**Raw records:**
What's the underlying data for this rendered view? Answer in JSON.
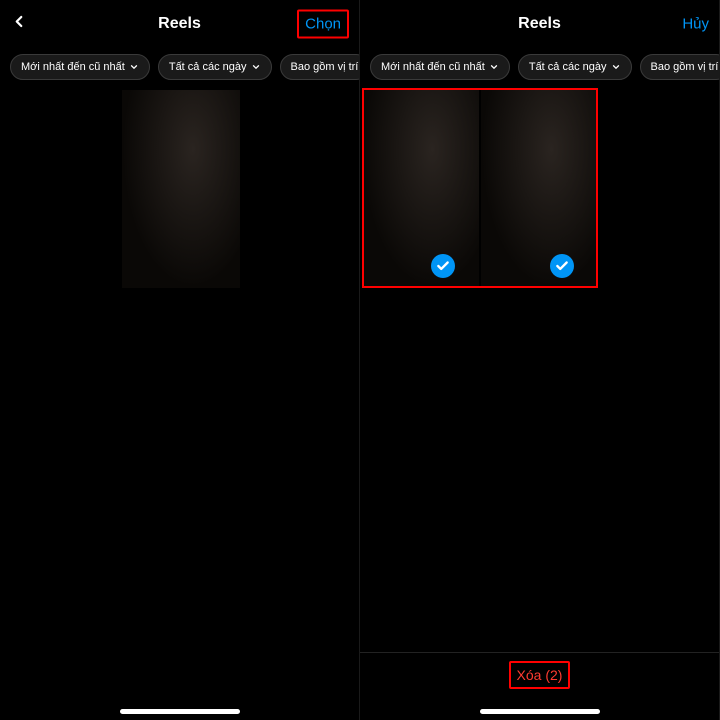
{
  "left": {
    "header": {
      "title": "Reels",
      "action": "Chọn"
    },
    "filters": [
      {
        "label": "Mới nhất đến cũ nhất",
        "dropdown": true
      },
      {
        "label": "Tất cả các ngày",
        "dropdown": true
      },
      {
        "label": "Bao gồm vị trí",
        "dropdown": false
      }
    ]
  },
  "right": {
    "header": {
      "title": "Reels",
      "action": "Hủy"
    },
    "filters": [
      {
        "label": "Mới nhất đến cũ nhất",
        "dropdown": true
      },
      {
        "label": "Tất cả các ngày",
        "dropdown": true
      },
      {
        "label": "Bao gồm vị trí",
        "dropdown": false
      }
    ],
    "bottom": {
      "delete_label": "Xóa (2)"
    }
  }
}
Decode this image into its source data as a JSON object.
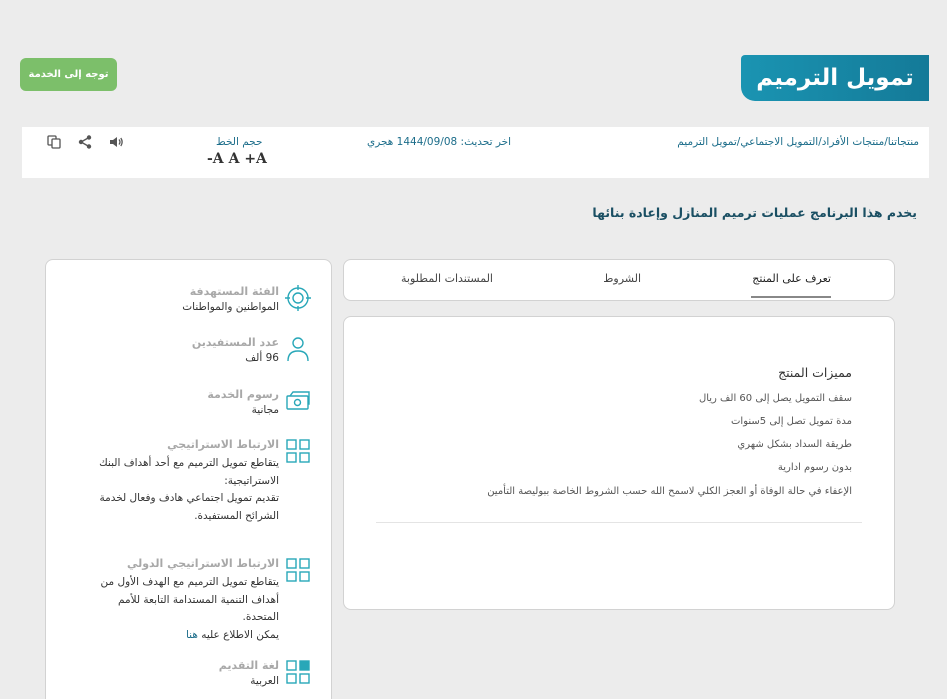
{
  "header": {
    "title": "تمويل الترميم",
    "go_button": "توجه إلى الخدمة"
  },
  "infobar": {
    "breadcrumb": [
      "منتجاتنا",
      "منتجات الأفراد",
      "التمويل الاجتماعي",
      "تمويل الترميم"
    ],
    "separator": "/",
    "last_updated": "اخر تحديث: 1444/09/08 هجري",
    "font_size_label": "حجم الخط",
    "font_controls": [
      "-A",
      "A",
      "+A"
    ],
    "icons": [
      "copy-icon",
      "share-icon",
      "speaker-icon"
    ]
  },
  "tagline": "يخدم هذا البرنامج عمليات ترميم المنازل وإعادة بنائها",
  "tabs": [
    {
      "label": "تعرف على المنتج",
      "active": true
    },
    {
      "label": "الشروط",
      "active": false
    },
    {
      "label": "المستندات المطلوبة",
      "active": false
    }
  ],
  "content": {
    "features_title": "مميزات المنتج",
    "features": [
      "سقف التمويل يصل إلى 60 الف ريال",
      "مدة تمويل تصل إلى 5سنوات",
      "طريقة السداد بشكل شهري",
      "بدون رسوم ادارية",
      "الإعفاء في حالة الوفاة أو العجز الكلي لاسمح الله حسب الشروط الخاصة ببوليصة التأمين"
    ]
  },
  "sidebar": {
    "target_group": {
      "label": "الفئة المستهدفة",
      "value": "المواطنين والمواطنات",
      "icon": "target-icon"
    },
    "beneficiaries": {
      "label": "عدد المستفيدين",
      "value": "96 ألف",
      "icon": "person-icon"
    },
    "service_fees": {
      "label": "رسوم الخدمة",
      "value": "مجانية",
      "icon": "money-icon"
    },
    "strategic": {
      "label": "الارتباط الاستراتيجي",
      "lines": [
        "يتقاطع تمويل الترميم مع أحد أهداف البنك",
        "الاستراتيجية:",
        "تقديم تمويل اجتماعي هادف وفعال لخدمة",
        "الشرائح المستفيدة."
      ],
      "icon": "grid-icon"
    },
    "international": {
      "label": "الارتباط الاستراتيجي الدولي",
      "lines": [
        "يتقاطع تمويل الترميم مع الهدف الأول من",
        "أهداف التنمية المستدامة التابعة للأمم",
        "المتحدة."
      ],
      "more_prefix": "يمكن الاطلاع عليه",
      "more_link": "هنا",
      "icon": "grid-icon"
    },
    "language": {
      "label": "لغة التقديم",
      "value": "العربية",
      "icon": "grid-filled-icon"
    }
  },
  "colors": {
    "brand": "#1a94b2",
    "accent": "#7cbf6a",
    "link": "#1c6d8a"
  }
}
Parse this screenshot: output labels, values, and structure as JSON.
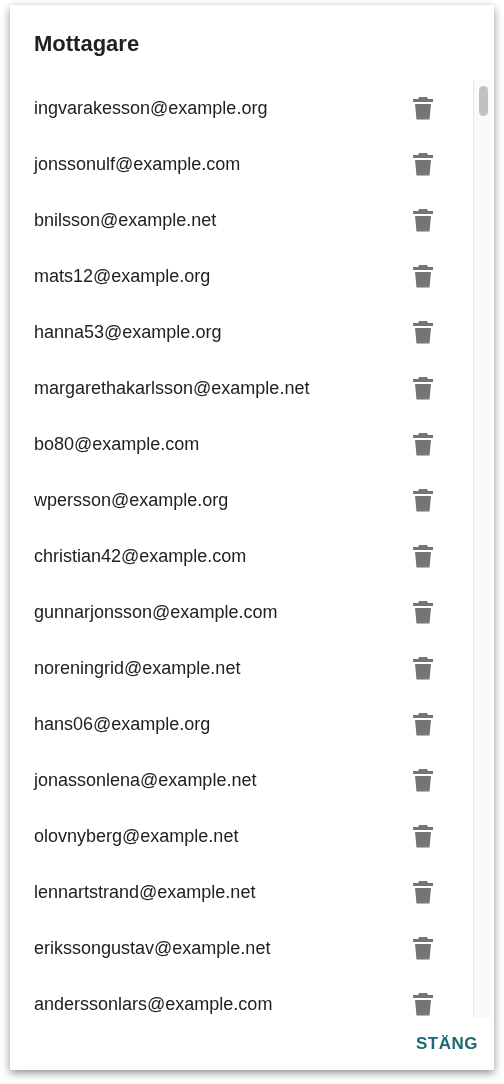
{
  "dialog": {
    "title": "Mottagare",
    "recipients": [
      {
        "email": "ingvarakesson@example.org"
      },
      {
        "email": "jonssonulf@example.com"
      },
      {
        "email": "bnilsson@example.net"
      },
      {
        "email": "mats12@example.org"
      },
      {
        "email": "hanna53@example.org"
      },
      {
        "email": "margarethakarlsson@example.net"
      },
      {
        "email": "bo80@example.com"
      },
      {
        "email": "wpersson@example.org"
      },
      {
        "email": "christian42@example.com"
      },
      {
        "email": "gunnarjonsson@example.com"
      },
      {
        "email": "noreningrid@example.net"
      },
      {
        "email": "hans06@example.org"
      },
      {
        "email": "jonassonlena@example.net"
      },
      {
        "email": "olovnyberg@example.net"
      },
      {
        "email": "lennartstrand@example.net"
      },
      {
        "email": "erikssongustav@example.net"
      },
      {
        "email": "anderssonlars@example.com"
      }
    ],
    "buttons": [
      "STÄNG"
    ]
  }
}
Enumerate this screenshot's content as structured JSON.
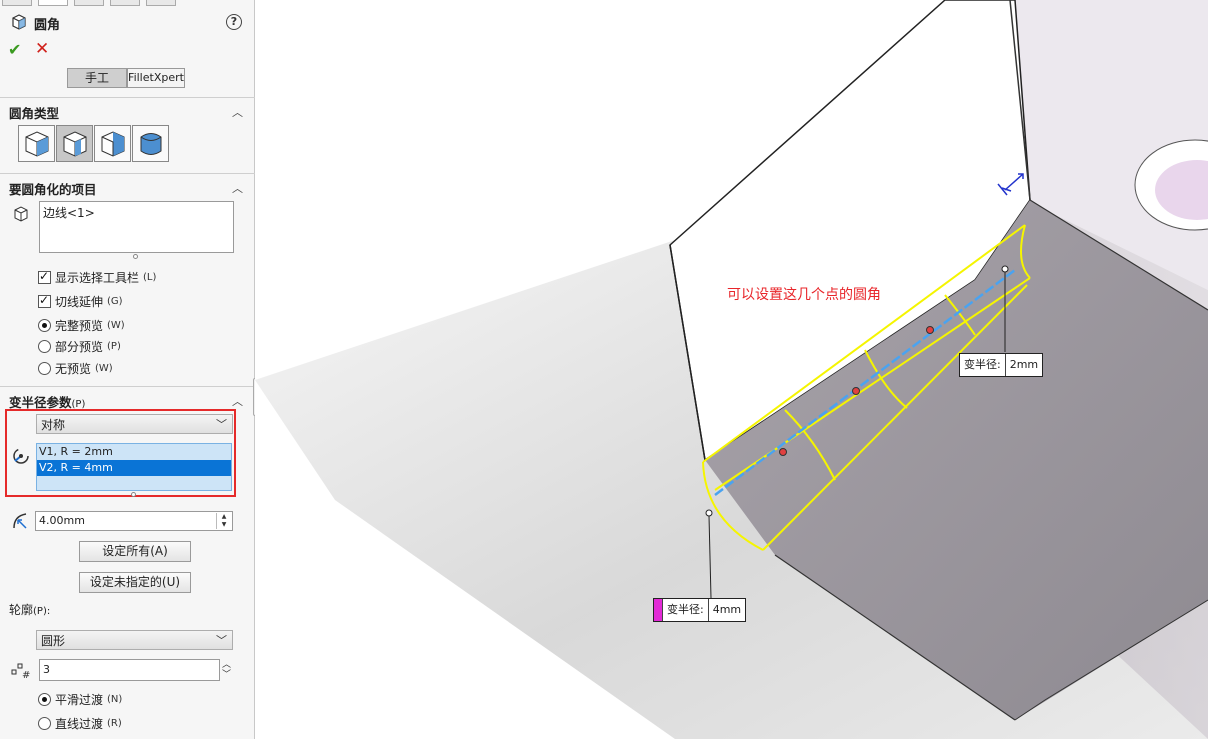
{
  "panel": {
    "title": "圆角",
    "help": "?",
    "mode_tabs": [
      "手工",
      "FilletXpert"
    ],
    "sections": {
      "fillet_type": {
        "title": "圆角类型"
      },
      "items": {
        "title": "要圆角化的项目",
        "list_value": "边线<1>",
        "options": [
          {
            "label": "显示选择工具栏",
            "hotkey": "(L)",
            "checked": true
          },
          {
            "label": "切线延伸",
            "hotkey": "(G)",
            "checked": true
          }
        ],
        "preview": [
          {
            "label": "完整预览",
            "hotkey": "(W)",
            "selected": true
          },
          {
            "label": "部分预览",
            "hotkey": "(P)",
            "selected": false
          },
          {
            "label": "无预览",
            "hotkey": "(W)",
            "selected": false
          }
        ]
      },
      "variable_radius": {
        "title": "变半径参数",
        "hotkey": "(P)",
        "symmetry_select": "对称",
        "vertices": [
          "V1, R = 2mm",
          "V2, R = 4mm"
        ],
        "selected_vertex": 1,
        "radius_value": "4.00mm",
        "set_all_button": "设定所有(A)",
        "set_unassigned_button": "设定未指定的(U)",
        "profile_label": "轮廓",
        "profile_hotkey": "(P):",
        "profile_select": "圆形",
        "instances": "3",
        "transition": [
          {
            "label": "平滑过渡",
            "hotkey": "(N)",
            "selected": true
          },
          {
            "label": "直线过渡",
            "hotkey": "(R)",
            "selected": false
          }
        ]
      }
    }
  },
  "viewport": {
    "annotation": "可以设置这几个点的圆角",
    "callout_top": {
      "label": "变半径:",
      "value": "2mm"
    },
    "callout_bottom": {
      "label": "变半径:",
      "value": "4mm"
    }
  },
  "colors": {
    "accent_blue": "#0a74d6",
    "highlight_red": "#e52a2a",
    "preview_yellow": "#f5f500",
    "edge_blue": "#4aa3f0",
    "face_light": "#f2eff3",
    "face_dark": "#9f9aa1"
  }
}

**Aim of the exercise:**
Go through the material and select each line with the string "الارتباط" in it.

**Answer in full:**
      "label": "الارتباط الاستراتيجي",
      "label": "الارتباط الاستراتيجي الدولي",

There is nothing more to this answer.